— Begin INPUT FOR THIS TASK —

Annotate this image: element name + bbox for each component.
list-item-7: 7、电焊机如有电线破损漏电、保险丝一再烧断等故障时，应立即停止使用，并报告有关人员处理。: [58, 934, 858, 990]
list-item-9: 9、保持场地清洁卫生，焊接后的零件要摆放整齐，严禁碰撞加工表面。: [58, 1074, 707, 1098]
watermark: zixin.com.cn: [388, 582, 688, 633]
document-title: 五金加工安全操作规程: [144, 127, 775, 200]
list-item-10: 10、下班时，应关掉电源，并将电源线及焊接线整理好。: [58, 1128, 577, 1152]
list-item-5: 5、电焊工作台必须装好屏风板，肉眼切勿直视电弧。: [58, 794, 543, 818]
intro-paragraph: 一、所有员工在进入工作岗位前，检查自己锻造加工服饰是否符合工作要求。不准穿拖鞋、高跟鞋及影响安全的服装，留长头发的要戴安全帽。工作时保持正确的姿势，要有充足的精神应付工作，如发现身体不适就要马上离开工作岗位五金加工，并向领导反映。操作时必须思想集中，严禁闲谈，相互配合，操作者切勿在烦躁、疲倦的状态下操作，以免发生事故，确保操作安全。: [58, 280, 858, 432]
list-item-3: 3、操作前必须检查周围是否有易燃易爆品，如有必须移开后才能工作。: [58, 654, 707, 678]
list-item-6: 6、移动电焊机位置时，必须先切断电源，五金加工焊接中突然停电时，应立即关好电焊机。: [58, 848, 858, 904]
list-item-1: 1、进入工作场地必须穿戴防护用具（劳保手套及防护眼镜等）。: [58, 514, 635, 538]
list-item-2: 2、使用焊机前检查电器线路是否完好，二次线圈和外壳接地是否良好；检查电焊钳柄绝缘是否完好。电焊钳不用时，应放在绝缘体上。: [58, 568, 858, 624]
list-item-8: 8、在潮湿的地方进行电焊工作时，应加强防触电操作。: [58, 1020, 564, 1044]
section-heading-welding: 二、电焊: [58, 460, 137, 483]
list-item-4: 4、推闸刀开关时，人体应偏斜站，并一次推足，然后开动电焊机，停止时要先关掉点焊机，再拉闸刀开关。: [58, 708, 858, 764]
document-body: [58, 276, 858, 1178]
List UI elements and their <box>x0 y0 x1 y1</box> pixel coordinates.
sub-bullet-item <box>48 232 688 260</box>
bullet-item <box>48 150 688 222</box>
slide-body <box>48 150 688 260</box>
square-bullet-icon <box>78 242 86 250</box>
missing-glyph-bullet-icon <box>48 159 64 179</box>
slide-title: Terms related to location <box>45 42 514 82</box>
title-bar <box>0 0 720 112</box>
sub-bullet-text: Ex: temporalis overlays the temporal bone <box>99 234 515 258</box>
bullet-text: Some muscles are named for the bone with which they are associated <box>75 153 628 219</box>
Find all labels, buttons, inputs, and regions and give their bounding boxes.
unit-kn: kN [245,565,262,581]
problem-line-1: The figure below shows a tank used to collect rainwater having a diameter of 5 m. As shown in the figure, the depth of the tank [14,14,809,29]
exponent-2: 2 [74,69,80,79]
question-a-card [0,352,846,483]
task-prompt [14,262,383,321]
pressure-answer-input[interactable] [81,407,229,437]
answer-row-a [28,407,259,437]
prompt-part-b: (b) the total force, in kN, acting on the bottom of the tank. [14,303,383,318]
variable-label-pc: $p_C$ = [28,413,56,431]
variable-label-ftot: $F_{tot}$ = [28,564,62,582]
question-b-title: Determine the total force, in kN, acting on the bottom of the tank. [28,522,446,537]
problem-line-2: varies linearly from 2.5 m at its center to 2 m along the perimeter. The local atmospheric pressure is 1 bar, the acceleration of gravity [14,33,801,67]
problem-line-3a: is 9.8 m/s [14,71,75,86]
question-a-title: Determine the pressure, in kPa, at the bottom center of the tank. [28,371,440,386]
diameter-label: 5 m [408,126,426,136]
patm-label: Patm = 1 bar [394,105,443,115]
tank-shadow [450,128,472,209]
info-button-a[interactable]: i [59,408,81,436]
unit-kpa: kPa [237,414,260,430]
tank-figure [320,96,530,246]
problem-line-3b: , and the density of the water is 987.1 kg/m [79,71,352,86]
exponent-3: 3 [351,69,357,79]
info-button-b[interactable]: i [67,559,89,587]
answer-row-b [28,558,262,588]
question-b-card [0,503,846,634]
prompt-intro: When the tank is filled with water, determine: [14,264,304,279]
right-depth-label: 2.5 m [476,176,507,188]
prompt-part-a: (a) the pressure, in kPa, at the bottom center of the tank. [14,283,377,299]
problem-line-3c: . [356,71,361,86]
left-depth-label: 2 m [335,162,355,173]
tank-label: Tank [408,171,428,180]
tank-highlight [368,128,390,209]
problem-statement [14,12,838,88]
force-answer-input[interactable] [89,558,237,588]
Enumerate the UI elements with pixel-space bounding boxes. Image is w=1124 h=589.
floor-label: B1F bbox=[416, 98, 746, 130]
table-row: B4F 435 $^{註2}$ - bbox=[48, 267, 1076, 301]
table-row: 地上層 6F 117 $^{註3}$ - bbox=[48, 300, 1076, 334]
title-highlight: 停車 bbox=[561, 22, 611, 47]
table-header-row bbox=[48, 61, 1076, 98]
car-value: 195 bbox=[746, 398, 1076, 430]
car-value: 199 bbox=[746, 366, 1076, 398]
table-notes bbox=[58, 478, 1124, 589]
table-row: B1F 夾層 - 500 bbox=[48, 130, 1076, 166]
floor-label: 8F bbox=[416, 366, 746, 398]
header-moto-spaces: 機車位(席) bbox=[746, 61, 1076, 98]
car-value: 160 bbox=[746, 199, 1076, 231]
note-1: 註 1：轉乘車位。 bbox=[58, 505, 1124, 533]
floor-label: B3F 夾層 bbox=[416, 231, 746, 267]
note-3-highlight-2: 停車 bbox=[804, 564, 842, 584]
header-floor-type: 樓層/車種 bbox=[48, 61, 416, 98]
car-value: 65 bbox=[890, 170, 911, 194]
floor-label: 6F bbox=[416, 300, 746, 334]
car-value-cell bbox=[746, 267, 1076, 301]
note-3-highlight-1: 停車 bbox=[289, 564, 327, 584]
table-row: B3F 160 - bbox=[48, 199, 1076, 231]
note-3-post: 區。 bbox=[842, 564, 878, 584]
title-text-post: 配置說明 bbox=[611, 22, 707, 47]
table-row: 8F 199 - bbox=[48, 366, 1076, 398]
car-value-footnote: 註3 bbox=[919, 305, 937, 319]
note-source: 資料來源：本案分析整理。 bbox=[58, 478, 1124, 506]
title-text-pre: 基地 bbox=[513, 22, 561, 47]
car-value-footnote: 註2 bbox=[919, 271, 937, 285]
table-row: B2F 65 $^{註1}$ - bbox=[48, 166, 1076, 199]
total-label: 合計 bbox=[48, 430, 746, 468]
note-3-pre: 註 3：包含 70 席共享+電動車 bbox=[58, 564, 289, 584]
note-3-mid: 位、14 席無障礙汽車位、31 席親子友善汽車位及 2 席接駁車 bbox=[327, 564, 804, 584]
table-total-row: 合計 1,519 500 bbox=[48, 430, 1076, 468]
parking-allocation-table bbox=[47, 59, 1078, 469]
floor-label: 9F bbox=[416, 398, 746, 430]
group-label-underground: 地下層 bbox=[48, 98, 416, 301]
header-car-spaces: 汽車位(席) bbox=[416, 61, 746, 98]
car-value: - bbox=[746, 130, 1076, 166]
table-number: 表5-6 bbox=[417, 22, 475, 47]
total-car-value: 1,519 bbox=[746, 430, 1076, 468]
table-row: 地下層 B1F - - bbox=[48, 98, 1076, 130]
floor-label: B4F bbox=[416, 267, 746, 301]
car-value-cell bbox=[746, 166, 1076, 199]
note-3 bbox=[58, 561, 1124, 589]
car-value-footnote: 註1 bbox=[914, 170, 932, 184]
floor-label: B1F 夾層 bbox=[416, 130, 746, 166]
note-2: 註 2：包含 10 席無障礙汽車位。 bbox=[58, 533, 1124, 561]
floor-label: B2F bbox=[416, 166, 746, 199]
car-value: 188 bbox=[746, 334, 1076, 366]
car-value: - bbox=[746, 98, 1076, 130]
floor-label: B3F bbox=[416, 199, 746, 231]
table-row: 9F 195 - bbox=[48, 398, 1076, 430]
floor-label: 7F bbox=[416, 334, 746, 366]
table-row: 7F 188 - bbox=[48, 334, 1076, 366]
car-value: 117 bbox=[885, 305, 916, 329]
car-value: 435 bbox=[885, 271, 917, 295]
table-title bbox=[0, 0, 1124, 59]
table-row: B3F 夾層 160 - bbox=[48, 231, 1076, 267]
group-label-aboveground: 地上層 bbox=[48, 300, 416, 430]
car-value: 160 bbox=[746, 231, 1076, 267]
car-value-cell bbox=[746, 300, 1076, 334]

— End INPUT FOR THIS TASK —

- **STATED EXERCISE**:
Copy out the rows character for character, beginning with the first line of the rows and stopping after the line that contains "654, 707, 678]", with that line included.

- **WRITTEN RESPONSE**:
Annotate this image: element name + bbox for each component.
list-item-7: 7、电焊机如有电线破损漏电、保险丝一再烧断等故障时，应立即停止使用，并报告有关人员处理。: [58, 934, 858, 990]
list-item-9: 9、保持场地清洁卫生，焊接后的零件要摆放整齐，严禁碰撞加工表面。: [58, 1074, 707, 1098]
watermark: zixin.com.cn: [388, 582, 688, 633]
document-title: 五金加工安全操作规程: [144, 127, 775, 200]
list-item-10: 10、下班时，应关掉电源，并将电源线及焊接线整理好。: [58, 1128, 577, 1152]
list-item-5: 5、电焊工作台必须装好屏风板，肉眼切勿直视电弧。: [58, 794, 543, 818]
intro-paragraph: 一、所有员工在进入工作岗位前，检查自己锻造加工服饰是否符合工作要求。不准穿拖鞋、高跟鞋及影响安全的服装，留长头发的要戴安全帽。工作时保持正确的姿势，要有充足的精神应付工作，如发现身体不适就要马上离开工作岗位五金加工，并向领导反映。操作时必须思想集中，严禁闲谈，相互配合，操作者切勿在烦躁、疲倦的状态下操作，以免发生事故，确保操作安全。: [58, 280, 858, 432]
list-item-3: 3、操作前必须检查周围是否有易燃易爆品，如有必须移开后才能工作。: [58, 654, 707, 678]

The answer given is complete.